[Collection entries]
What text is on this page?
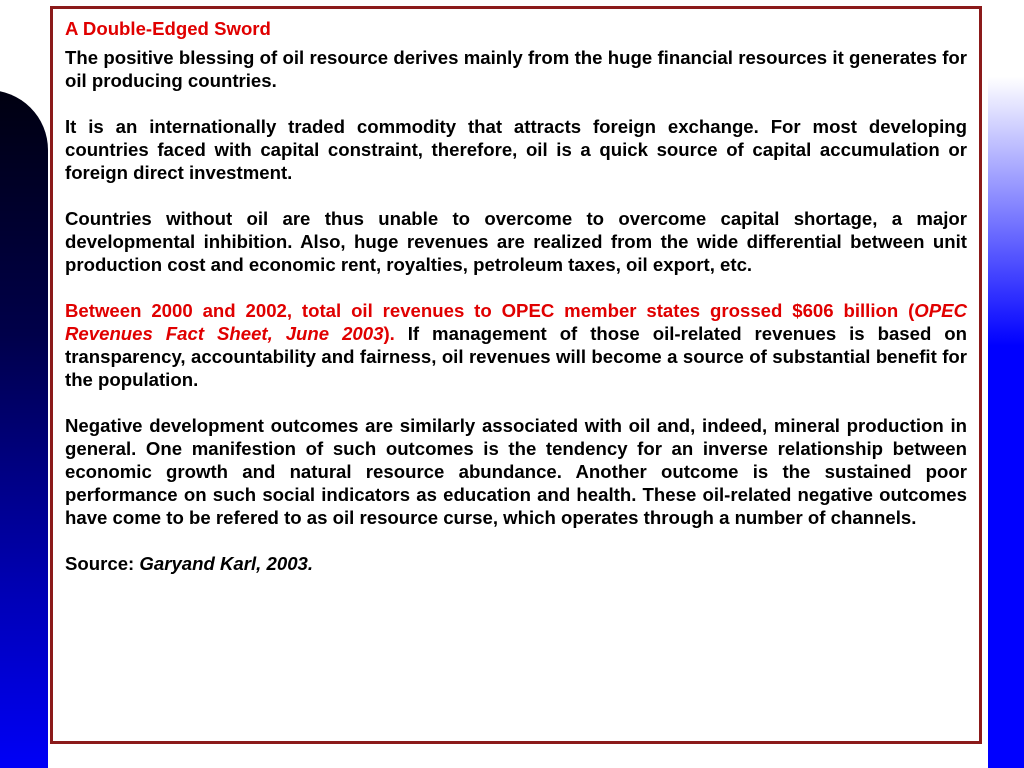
A Double-Edged Sword

The positive blessing of oil resource derives mainly from the huge financial resources it generates for oil producing countries.

It is an internationally traded commodity that attracts foreign exchange. For most developing countries faced with capital constraint, therefore, oil is a quick source of capital accumulation or foreign direct investment.

Countries without oil are thus unable to overcome to overcome capital shortage, a major developmental inhibition. Also, huge revenues are realized from the wide differential between unit production cost and economic rent, royalties, petroleum taxes, oil export, etc.

Between 2000 and 2002, total oil revenues to OPEC member states grossed $606 billion (OPEC Revenues Fact Sheet, June 2003). If management of those oil-related revenues is based on transparency, accountability and fairness, oil revenues will become a source of substantial benefit for the population.

Negative development outcomes are similarly associated with oil and, indeed, mineral production in general. One manifestion of such outcomes is the tendency for an inverse relationship between economic growth and natural resource abundance. Another outcome is the sustained poor performance on such social indicators as education and health. These oil-related negative outcomes have come to be refered to as oil resource curse, which operates through a number of channels.

Source: Garyand Karl, 2003.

Exercise description »
Omit the pictures, then quote the rest of the material above exactly.

Output below »
What text is on this page?
A Double-Edged Sword

The positive blessing of oil resource derives mainly from the huge financial resources it generates for oil producing countries.

It is an internationally traded commodity that attracts foreign exchange. For most developing countries faced with capital constraint, therefore, oil is a quick source of capital accumulation or foreign direct investment.

Countries without oil are thus unable to overcome to overcome capital shortage, a major developmental inhibition. Also, huge revenues are realized from the wide differential between unit production cost and economic rent, royalties, petroleum taxes, oil export, etc.

Between 2000 and 2002, total oil revenues to OPEC member states grossed $606 billion (OPEC Revenues Fact Sheet, June 2003). If management of those oil-related revenues is based on transparency, accountability and fairness, oil revenues will become a source of substantial benefit for the population.

Negative development outcomes are similarly associated with oil and, indeed, mineral production in general. One manifestion of such outcomes is the tendency for an inverse relationship between economic growth and natural resource abundance. Another outcome is the sustained poor performance on such social indicators as education and health. These oil-related negative outcomes have come to be refered to as oil resource curse, which operates through a number of channels.

Source: Garyand Karl, 2003.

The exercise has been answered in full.